— start of Material for this exercise —
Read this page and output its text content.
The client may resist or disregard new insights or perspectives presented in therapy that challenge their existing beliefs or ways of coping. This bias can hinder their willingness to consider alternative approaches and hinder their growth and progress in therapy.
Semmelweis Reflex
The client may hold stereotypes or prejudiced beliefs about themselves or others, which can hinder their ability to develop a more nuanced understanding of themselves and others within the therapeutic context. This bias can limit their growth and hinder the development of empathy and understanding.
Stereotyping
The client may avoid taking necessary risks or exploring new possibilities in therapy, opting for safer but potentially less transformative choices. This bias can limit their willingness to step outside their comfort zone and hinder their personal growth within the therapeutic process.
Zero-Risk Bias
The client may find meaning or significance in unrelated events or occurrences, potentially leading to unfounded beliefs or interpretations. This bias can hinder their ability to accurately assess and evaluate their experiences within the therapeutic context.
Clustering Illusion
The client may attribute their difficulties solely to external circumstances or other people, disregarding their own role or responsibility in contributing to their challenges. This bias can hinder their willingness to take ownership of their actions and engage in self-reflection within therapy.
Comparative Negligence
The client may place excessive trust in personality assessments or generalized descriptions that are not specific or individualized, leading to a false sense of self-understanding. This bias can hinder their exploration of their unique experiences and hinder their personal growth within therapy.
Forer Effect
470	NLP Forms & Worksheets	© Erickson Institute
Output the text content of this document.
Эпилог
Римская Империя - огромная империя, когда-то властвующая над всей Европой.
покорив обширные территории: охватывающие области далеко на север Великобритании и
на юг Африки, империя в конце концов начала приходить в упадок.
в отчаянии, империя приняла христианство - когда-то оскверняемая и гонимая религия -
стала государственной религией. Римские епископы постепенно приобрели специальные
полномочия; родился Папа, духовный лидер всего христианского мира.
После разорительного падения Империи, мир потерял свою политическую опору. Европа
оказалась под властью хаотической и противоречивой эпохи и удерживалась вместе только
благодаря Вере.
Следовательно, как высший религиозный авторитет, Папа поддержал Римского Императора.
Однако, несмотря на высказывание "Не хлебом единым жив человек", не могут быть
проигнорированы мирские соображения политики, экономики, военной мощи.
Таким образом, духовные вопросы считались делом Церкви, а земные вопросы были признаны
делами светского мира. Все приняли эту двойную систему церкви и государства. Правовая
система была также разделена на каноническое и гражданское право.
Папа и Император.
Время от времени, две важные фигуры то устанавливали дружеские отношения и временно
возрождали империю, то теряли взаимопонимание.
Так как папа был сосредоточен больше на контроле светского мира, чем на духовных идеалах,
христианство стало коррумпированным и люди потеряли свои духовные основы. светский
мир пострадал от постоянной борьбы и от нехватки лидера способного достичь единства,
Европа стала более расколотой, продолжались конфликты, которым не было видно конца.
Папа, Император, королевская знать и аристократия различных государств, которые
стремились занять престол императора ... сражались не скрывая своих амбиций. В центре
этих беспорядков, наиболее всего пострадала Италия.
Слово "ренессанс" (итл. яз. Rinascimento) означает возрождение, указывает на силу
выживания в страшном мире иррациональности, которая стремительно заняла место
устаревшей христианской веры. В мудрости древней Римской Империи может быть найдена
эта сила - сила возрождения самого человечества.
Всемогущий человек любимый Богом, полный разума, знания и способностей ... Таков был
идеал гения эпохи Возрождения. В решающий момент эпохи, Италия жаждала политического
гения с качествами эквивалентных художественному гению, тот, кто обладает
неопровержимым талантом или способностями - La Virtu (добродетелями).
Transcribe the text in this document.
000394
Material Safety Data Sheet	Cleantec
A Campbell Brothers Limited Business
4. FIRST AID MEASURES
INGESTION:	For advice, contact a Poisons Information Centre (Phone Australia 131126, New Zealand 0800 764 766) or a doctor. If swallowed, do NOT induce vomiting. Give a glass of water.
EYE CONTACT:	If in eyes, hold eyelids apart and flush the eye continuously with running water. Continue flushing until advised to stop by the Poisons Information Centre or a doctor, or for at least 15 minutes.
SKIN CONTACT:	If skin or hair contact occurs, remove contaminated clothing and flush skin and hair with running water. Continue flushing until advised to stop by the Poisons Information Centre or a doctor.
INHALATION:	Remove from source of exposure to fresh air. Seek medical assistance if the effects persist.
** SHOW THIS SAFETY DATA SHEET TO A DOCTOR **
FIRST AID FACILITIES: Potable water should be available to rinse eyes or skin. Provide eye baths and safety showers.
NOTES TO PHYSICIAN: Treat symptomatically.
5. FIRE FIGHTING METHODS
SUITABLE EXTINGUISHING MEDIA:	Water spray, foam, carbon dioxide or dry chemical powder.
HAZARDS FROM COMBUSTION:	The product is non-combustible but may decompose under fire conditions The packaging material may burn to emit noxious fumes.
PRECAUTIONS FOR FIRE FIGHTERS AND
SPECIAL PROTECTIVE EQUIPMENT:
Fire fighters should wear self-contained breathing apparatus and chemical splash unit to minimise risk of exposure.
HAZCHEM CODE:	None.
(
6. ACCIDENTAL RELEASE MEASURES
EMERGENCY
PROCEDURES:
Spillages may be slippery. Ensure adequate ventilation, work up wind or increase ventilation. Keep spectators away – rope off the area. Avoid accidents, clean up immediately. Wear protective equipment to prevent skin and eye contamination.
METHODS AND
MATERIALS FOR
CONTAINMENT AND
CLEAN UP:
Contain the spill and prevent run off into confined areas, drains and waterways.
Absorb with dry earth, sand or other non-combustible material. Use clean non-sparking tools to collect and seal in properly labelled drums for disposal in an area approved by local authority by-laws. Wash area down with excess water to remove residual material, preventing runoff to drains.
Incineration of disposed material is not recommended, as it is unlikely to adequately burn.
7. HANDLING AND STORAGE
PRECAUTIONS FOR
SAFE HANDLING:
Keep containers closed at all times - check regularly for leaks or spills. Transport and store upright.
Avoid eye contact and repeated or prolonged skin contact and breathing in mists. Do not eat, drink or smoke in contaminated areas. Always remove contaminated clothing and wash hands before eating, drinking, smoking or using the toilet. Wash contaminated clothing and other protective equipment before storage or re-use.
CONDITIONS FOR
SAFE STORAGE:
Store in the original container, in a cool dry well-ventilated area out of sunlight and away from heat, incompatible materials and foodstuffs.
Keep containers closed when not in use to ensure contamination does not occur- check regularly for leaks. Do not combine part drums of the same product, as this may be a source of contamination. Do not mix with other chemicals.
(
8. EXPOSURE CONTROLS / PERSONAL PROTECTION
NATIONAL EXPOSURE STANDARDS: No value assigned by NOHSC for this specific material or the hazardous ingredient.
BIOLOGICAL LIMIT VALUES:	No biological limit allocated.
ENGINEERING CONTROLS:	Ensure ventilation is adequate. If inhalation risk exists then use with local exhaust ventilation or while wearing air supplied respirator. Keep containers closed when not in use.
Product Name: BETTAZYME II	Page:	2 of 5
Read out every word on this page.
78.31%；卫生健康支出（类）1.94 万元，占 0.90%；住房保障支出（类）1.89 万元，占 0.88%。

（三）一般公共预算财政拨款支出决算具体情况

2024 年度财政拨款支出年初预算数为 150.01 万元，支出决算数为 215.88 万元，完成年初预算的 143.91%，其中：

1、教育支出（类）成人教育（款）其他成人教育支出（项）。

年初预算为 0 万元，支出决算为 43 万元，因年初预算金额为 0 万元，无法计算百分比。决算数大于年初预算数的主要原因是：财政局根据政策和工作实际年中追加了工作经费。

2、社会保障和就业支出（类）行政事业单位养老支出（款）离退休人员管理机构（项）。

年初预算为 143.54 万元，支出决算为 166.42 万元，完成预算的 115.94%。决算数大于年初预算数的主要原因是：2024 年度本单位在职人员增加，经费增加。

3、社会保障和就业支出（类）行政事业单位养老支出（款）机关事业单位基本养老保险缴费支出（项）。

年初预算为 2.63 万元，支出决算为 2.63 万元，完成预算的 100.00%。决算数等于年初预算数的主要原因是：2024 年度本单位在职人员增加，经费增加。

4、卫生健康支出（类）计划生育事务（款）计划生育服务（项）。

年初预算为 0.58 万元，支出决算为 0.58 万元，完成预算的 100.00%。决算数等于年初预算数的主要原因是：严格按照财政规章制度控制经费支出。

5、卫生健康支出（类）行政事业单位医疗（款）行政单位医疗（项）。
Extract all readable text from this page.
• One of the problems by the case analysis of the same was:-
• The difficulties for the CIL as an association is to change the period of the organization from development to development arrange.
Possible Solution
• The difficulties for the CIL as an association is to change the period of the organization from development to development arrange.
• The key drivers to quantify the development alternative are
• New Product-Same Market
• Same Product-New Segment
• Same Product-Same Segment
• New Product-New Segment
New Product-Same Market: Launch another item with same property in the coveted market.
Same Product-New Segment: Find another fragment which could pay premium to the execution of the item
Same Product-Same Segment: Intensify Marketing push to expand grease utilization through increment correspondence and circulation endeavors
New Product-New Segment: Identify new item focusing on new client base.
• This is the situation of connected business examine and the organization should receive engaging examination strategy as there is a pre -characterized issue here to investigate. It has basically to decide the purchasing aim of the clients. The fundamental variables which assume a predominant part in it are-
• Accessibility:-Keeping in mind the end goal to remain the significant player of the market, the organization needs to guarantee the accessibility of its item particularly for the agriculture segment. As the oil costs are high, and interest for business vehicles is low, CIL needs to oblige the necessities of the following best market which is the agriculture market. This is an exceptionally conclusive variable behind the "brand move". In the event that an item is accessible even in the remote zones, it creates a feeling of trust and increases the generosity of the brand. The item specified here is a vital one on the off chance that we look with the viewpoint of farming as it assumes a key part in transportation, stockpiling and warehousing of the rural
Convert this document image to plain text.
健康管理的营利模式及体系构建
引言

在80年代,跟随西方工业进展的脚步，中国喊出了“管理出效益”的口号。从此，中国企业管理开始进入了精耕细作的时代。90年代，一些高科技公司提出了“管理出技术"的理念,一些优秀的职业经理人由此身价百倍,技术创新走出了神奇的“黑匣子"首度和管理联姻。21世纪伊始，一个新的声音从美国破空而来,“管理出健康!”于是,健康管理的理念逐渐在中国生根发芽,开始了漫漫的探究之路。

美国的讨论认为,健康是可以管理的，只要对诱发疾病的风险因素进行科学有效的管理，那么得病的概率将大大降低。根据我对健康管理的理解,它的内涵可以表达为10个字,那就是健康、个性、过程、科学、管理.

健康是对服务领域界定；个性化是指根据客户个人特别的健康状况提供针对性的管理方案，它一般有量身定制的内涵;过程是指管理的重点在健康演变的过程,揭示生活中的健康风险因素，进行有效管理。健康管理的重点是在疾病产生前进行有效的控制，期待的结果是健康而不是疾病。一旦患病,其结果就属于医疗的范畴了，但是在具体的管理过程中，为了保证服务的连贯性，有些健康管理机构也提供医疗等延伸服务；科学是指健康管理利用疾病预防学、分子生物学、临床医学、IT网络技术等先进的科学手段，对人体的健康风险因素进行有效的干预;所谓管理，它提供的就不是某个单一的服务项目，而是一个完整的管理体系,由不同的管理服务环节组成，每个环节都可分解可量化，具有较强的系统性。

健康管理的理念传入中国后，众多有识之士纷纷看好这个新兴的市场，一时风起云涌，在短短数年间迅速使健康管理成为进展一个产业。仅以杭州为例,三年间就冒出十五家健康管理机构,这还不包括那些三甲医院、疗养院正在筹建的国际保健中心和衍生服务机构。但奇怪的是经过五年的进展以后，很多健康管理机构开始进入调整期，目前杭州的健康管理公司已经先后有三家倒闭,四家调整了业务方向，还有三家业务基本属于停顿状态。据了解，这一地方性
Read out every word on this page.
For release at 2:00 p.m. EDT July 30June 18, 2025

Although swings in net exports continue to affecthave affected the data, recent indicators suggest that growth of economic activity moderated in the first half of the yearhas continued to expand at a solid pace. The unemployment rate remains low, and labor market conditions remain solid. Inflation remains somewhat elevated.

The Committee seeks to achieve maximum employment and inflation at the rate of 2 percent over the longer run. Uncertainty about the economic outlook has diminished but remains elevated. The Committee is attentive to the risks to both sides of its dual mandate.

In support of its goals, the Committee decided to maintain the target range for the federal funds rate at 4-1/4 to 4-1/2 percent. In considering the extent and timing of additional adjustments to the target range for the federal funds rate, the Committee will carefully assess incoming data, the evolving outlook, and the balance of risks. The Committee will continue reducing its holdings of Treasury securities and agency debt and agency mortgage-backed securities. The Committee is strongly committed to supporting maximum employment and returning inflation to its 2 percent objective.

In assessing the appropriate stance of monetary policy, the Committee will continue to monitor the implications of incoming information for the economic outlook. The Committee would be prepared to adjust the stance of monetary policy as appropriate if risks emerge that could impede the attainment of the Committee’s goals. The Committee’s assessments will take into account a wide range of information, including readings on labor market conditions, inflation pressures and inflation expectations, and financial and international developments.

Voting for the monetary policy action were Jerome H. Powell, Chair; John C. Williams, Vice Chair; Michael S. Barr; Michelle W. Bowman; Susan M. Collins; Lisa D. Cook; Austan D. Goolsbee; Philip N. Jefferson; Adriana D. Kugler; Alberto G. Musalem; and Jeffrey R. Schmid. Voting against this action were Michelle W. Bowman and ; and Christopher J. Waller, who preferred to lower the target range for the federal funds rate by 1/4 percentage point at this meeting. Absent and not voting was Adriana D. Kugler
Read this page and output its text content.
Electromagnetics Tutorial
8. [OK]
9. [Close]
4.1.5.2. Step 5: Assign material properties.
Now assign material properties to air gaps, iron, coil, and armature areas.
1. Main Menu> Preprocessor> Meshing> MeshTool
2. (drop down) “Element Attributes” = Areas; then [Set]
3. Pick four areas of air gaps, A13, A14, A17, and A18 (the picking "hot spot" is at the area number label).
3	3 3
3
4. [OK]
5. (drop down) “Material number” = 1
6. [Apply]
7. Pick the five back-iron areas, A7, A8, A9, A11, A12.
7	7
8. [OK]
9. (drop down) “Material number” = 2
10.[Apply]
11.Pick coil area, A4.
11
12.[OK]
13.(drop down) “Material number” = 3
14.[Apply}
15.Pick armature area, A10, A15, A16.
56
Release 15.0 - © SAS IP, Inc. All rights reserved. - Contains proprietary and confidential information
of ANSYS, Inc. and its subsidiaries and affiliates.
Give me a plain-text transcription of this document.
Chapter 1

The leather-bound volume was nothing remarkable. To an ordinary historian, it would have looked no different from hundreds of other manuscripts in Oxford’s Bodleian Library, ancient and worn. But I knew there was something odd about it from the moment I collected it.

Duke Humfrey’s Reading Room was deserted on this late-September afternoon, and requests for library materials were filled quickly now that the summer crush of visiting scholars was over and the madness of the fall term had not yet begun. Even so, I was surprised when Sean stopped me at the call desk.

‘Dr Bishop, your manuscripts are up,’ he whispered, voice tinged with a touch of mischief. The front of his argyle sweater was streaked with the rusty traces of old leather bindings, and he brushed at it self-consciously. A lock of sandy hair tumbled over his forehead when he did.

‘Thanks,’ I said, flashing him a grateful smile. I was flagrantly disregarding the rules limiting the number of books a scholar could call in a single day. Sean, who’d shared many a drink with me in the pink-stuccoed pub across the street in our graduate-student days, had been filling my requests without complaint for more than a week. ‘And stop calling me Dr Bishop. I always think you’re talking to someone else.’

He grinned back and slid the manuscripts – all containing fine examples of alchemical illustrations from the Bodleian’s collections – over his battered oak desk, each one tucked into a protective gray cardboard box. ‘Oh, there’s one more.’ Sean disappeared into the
— end of Material for this exercise —
### Exercise
From the data above, copy each line that has the string "社会保障和就业支出".

### Solution for this task
2、社会保障和就业支出（类）行政事业单位养老支出（款）离退休人员管理机构（项）。
3、社会保障和就业支出（类）行政事业单位养老支出（款）机关事业单位基本养老保险缴费支出（项）。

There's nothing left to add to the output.